> **SUPPLIED MATERIAL**:
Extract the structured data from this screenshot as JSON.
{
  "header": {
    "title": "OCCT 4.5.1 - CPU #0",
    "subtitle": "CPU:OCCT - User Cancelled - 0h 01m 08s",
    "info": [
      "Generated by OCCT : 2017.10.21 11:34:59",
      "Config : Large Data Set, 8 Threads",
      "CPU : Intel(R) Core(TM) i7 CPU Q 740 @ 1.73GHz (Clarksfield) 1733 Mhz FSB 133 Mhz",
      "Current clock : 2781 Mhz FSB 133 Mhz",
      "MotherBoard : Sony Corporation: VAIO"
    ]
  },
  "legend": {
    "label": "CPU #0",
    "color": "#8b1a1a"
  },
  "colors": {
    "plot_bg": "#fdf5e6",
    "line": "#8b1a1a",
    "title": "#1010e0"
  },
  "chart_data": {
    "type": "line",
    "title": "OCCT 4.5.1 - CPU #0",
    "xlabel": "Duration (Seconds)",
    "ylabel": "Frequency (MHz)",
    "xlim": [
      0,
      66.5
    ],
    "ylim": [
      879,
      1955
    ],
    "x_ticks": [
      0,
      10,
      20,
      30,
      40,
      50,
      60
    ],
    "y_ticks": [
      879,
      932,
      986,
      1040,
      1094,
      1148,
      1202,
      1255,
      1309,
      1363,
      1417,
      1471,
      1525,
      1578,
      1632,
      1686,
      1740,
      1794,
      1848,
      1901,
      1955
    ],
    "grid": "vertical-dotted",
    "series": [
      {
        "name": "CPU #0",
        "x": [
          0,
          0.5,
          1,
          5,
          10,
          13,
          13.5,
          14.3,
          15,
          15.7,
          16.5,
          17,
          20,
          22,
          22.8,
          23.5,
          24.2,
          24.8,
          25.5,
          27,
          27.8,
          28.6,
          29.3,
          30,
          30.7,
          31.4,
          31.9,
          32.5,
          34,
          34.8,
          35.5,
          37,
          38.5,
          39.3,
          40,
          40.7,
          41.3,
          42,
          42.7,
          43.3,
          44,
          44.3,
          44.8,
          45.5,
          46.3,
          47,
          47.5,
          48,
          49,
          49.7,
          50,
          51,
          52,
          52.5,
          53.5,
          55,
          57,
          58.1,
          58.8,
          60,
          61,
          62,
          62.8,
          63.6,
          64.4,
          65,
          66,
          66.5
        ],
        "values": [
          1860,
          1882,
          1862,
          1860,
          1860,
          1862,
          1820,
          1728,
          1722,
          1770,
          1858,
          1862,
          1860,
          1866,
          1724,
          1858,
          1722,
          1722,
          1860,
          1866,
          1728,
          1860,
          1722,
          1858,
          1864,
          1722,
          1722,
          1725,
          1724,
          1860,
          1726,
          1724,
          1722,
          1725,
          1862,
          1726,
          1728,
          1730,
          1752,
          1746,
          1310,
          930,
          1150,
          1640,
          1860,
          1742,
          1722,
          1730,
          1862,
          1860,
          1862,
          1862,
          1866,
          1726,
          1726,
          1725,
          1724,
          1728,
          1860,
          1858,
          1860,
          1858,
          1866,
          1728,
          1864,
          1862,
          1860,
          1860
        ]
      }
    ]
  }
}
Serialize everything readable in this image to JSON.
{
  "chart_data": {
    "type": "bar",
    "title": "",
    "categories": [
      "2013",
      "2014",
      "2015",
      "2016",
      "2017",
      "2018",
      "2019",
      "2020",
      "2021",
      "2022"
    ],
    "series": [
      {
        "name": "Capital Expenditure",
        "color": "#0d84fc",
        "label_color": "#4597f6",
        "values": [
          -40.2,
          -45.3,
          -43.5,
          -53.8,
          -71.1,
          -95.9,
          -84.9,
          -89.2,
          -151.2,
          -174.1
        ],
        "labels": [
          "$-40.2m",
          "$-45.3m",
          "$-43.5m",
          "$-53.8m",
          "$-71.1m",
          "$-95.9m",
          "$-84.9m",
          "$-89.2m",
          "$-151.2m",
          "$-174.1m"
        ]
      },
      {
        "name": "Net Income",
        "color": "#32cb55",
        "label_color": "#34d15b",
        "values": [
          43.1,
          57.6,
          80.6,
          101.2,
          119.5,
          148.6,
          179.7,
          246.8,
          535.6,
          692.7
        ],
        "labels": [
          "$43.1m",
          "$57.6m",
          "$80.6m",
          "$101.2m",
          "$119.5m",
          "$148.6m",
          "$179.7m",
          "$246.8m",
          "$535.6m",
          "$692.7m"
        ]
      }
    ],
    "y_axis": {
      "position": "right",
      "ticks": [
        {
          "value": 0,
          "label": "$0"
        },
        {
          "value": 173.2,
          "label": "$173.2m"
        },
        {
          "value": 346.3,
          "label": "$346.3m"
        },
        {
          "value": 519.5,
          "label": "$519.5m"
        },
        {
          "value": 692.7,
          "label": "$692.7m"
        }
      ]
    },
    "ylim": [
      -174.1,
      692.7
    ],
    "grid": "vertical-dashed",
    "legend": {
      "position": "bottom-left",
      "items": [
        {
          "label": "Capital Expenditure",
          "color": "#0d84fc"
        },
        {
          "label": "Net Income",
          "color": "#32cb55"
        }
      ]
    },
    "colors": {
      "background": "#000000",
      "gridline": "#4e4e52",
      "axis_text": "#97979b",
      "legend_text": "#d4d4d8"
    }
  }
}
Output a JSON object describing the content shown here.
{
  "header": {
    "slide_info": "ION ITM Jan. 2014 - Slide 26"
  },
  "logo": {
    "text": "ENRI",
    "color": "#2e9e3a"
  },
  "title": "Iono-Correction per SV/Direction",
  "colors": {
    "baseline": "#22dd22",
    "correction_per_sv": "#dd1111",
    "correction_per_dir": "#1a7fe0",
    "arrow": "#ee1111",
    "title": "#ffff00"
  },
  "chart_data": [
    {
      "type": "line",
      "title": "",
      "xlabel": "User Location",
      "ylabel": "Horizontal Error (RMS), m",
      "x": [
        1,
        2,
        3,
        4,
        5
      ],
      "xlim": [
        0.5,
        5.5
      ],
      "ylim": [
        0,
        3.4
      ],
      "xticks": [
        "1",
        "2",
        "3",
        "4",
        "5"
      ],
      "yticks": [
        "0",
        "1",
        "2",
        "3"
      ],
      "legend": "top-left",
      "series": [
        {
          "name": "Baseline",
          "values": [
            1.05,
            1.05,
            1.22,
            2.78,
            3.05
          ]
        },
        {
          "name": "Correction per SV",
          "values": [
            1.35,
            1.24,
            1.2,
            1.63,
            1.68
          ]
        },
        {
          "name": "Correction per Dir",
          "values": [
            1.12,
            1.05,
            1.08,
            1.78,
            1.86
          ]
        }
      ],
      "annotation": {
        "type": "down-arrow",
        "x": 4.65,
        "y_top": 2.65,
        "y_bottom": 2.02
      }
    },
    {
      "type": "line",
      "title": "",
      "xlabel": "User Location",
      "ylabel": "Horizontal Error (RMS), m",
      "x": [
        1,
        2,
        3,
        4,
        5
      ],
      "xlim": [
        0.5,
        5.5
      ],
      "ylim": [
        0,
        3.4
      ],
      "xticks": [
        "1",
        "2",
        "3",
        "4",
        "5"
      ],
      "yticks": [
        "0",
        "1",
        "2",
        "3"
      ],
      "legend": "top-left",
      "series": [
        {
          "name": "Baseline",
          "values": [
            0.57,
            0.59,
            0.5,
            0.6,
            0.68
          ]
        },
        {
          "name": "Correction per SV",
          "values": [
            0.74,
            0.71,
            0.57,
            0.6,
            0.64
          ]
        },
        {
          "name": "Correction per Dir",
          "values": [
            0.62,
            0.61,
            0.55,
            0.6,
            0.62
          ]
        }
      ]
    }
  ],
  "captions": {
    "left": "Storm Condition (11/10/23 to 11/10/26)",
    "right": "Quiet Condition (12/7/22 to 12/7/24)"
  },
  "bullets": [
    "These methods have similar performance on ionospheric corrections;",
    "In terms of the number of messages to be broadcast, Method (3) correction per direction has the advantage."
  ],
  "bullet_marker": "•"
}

> **WHAT YOU SHOULD DO**: Looking at the records above, count the lines where the word "this" appears. State only the number.

> **WRITTEN RESPONSE**: 2